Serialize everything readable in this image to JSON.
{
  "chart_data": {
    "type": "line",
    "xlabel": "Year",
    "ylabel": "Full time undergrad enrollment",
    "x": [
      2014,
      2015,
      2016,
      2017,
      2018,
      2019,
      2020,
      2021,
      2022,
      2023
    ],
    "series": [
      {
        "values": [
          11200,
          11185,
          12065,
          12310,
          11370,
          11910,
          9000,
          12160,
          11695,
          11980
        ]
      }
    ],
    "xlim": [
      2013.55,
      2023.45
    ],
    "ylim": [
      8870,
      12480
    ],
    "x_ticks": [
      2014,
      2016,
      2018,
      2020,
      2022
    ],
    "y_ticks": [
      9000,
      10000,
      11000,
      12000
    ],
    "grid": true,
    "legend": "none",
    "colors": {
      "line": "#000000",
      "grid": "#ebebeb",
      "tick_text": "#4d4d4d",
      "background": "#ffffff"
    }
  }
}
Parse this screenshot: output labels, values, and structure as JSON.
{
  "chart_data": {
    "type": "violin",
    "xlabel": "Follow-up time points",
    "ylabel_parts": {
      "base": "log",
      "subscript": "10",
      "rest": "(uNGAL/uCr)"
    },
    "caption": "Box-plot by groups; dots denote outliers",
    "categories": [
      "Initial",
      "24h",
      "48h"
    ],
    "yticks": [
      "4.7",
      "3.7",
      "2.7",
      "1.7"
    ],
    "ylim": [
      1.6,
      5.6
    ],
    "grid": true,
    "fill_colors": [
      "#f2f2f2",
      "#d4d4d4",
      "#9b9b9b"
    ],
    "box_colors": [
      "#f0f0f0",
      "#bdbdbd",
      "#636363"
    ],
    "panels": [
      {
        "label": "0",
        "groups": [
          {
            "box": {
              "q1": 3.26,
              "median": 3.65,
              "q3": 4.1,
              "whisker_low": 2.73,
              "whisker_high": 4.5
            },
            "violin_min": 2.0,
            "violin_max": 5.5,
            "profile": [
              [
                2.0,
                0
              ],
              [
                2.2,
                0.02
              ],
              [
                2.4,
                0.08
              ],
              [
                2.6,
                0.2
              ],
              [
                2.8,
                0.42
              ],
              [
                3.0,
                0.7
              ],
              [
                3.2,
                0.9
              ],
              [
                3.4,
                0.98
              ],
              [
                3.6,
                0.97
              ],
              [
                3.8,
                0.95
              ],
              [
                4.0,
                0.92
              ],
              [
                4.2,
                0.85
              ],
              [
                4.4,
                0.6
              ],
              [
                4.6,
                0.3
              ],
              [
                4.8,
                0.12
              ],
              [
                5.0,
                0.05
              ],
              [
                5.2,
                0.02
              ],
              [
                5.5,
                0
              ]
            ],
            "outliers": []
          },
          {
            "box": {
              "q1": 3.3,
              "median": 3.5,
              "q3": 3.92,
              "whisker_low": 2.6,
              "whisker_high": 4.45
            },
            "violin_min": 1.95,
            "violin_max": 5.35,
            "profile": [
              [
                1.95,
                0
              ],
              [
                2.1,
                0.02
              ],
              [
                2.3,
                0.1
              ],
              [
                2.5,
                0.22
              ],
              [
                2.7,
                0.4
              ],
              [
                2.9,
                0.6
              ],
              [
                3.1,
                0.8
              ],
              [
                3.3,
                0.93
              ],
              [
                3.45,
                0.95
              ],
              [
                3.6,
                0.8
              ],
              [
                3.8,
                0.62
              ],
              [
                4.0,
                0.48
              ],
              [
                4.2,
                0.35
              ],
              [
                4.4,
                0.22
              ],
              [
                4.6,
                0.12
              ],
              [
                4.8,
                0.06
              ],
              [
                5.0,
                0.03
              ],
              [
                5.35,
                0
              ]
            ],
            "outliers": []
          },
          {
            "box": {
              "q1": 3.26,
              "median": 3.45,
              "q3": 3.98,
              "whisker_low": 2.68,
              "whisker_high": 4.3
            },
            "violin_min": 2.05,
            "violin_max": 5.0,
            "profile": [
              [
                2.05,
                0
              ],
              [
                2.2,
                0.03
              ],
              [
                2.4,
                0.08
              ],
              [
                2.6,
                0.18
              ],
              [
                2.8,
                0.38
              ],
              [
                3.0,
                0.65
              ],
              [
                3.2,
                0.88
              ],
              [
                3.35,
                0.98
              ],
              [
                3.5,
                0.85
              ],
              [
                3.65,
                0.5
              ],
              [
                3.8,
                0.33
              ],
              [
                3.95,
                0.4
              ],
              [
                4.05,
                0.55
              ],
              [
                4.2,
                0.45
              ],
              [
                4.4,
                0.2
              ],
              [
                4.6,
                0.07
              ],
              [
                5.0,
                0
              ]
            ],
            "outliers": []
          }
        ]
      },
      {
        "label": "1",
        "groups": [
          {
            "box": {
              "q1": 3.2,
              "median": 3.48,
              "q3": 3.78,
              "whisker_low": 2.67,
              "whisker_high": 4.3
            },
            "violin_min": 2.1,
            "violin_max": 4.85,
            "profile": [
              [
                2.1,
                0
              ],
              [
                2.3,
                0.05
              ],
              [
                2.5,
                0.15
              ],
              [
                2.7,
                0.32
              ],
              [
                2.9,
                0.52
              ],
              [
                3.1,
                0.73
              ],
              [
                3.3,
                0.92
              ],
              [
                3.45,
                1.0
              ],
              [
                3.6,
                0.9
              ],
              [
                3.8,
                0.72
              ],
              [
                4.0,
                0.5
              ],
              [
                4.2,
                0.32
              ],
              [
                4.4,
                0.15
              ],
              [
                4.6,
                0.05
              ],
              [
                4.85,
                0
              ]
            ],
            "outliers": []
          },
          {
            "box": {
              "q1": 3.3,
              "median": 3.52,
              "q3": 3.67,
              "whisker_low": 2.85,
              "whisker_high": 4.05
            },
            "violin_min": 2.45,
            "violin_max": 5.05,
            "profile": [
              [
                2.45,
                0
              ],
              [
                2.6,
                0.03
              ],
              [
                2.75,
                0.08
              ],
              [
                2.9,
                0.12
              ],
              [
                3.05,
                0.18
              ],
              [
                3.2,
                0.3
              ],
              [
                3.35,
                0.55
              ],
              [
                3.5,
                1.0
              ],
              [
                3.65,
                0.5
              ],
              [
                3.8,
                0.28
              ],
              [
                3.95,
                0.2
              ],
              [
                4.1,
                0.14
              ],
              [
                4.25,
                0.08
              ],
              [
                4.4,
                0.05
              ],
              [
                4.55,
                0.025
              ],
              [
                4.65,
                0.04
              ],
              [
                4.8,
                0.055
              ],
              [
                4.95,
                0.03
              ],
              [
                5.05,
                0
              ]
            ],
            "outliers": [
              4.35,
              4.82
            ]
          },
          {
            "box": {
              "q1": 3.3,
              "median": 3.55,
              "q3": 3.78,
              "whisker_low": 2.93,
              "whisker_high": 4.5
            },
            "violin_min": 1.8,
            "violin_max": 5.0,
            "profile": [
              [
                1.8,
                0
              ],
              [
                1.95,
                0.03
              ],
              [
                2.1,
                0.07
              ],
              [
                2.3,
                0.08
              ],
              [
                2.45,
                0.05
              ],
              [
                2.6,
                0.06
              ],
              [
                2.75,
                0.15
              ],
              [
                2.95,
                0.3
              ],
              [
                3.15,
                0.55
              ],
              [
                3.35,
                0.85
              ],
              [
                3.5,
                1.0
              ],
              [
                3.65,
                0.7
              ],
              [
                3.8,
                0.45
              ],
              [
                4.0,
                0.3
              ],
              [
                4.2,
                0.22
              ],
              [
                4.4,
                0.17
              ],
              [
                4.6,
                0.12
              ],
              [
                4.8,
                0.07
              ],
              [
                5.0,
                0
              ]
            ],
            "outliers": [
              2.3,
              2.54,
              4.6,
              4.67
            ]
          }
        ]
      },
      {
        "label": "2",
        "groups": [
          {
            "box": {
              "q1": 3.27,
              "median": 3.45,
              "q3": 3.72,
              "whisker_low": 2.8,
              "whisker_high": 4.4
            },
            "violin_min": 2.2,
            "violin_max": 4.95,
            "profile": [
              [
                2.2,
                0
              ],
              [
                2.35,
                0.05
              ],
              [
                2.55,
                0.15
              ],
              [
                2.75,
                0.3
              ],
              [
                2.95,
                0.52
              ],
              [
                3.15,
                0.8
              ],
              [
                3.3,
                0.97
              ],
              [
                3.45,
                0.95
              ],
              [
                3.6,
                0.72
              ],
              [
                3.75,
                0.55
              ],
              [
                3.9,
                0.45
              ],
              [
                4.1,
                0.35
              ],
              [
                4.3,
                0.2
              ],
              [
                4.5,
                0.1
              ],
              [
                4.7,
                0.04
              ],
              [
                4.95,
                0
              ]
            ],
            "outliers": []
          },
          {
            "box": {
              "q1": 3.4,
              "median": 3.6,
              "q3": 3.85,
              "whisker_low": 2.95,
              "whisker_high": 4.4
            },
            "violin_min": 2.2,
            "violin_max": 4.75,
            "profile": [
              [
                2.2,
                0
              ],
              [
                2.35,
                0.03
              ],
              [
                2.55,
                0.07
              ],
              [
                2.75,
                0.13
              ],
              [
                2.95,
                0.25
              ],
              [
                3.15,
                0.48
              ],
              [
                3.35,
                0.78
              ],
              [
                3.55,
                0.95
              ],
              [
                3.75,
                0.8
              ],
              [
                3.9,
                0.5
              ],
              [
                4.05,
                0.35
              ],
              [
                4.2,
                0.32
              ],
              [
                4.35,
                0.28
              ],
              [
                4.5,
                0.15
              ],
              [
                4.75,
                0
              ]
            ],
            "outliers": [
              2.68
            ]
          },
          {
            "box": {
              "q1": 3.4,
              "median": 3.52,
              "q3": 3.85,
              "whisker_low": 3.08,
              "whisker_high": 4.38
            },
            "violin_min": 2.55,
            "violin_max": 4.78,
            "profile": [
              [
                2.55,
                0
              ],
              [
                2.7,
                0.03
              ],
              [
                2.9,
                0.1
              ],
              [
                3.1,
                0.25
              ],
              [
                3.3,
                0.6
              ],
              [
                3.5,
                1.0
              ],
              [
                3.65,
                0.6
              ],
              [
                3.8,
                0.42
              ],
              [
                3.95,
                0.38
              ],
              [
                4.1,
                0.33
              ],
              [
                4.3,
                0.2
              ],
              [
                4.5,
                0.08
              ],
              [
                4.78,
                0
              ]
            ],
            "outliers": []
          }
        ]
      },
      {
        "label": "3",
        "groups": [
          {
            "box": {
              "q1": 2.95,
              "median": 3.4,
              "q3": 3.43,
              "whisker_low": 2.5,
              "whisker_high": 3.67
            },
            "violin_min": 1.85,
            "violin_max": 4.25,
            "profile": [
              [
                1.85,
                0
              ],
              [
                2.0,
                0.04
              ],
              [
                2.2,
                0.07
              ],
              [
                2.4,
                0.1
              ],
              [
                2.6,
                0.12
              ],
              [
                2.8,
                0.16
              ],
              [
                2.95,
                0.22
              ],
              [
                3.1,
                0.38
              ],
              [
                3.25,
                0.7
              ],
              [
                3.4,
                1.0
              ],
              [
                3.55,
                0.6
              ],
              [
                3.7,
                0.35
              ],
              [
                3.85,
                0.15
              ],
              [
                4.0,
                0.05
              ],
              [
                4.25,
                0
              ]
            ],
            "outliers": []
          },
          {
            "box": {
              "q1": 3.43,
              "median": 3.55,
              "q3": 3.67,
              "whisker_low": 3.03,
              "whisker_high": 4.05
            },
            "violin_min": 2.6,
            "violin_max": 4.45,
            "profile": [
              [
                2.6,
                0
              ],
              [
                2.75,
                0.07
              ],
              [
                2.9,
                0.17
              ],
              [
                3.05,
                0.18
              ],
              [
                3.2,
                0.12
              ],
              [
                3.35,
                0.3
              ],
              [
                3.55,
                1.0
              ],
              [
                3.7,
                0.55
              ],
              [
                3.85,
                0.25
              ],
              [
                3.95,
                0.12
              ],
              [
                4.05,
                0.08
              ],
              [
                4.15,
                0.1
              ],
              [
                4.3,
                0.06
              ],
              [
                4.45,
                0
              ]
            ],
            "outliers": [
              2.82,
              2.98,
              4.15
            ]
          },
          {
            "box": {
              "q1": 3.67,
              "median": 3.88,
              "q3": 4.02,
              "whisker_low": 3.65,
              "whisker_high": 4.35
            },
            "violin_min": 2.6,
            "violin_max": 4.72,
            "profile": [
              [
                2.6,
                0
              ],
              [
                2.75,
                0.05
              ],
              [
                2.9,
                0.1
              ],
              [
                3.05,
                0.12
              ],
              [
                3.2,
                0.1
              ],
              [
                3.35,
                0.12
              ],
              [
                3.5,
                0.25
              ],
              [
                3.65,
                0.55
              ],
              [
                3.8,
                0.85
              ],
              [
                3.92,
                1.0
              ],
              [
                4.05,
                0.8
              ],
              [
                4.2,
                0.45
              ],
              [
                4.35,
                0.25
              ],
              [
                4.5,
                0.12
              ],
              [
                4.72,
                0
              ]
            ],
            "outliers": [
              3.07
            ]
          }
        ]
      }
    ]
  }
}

══════════════════════════════

Exercise details ->
Pull out each line holding the string "JSON".

Answer to the task ->
Serialize everything readable in this image to JSON.
Parse this screenshot: output labels, values, and structure as JSON.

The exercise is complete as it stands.